GIVEN EXERCISE: Select the lines below containing the word "added".
-------- RECORDS SHOWN
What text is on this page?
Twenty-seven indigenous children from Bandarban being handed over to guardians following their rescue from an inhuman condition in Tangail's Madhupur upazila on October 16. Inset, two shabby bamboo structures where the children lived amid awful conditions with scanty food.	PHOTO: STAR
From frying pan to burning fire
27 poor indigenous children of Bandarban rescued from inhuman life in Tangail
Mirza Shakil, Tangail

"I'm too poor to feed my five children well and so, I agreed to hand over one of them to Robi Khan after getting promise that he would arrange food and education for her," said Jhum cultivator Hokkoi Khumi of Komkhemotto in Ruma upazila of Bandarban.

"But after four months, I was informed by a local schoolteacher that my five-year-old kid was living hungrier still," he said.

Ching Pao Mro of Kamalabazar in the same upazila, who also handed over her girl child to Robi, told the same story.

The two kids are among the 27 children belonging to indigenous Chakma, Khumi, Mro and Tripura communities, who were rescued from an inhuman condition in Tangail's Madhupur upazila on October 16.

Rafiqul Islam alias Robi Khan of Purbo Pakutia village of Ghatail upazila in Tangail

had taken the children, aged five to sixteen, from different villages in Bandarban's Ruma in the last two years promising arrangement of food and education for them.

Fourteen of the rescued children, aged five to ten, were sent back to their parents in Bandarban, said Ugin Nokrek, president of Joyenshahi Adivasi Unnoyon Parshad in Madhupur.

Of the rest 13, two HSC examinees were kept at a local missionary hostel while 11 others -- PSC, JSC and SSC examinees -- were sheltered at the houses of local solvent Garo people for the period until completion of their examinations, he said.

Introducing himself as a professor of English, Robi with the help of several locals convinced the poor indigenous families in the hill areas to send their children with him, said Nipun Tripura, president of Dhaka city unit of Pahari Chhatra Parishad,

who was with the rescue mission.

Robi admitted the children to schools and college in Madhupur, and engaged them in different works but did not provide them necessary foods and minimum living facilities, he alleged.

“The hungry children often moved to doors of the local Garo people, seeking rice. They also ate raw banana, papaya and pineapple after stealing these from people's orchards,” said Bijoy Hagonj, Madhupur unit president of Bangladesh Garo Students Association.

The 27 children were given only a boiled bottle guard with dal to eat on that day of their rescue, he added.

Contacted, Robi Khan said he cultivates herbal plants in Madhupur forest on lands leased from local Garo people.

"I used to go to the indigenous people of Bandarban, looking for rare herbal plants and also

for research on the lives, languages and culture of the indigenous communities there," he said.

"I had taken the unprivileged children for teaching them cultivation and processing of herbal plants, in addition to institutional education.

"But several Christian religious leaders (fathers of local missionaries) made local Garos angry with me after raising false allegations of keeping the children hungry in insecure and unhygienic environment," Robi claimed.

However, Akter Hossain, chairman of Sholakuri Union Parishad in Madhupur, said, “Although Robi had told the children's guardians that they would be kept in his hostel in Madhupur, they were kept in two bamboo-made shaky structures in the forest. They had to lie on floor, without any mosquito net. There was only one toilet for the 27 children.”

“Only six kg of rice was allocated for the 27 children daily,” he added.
----------------
TASK ANSWER:
The 27 children were given only a boiled bottle guard with dal to eat on that day of their rescue, he added.
“Only six kg of rice was allocated for the 27 children daily,” he added.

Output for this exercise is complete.